Figure data in JSON:

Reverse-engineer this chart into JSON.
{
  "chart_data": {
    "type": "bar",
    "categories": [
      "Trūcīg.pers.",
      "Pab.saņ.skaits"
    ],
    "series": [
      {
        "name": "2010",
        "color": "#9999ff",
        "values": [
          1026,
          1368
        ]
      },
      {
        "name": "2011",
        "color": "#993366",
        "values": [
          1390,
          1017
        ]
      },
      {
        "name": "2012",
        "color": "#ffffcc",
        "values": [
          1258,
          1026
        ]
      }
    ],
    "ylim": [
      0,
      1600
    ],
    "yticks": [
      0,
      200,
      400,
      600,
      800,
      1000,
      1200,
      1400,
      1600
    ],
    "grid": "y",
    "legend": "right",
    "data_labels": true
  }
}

Set problem: In the entries above, count each line that holds "color". Give the total and nothing else.

Completed task: 3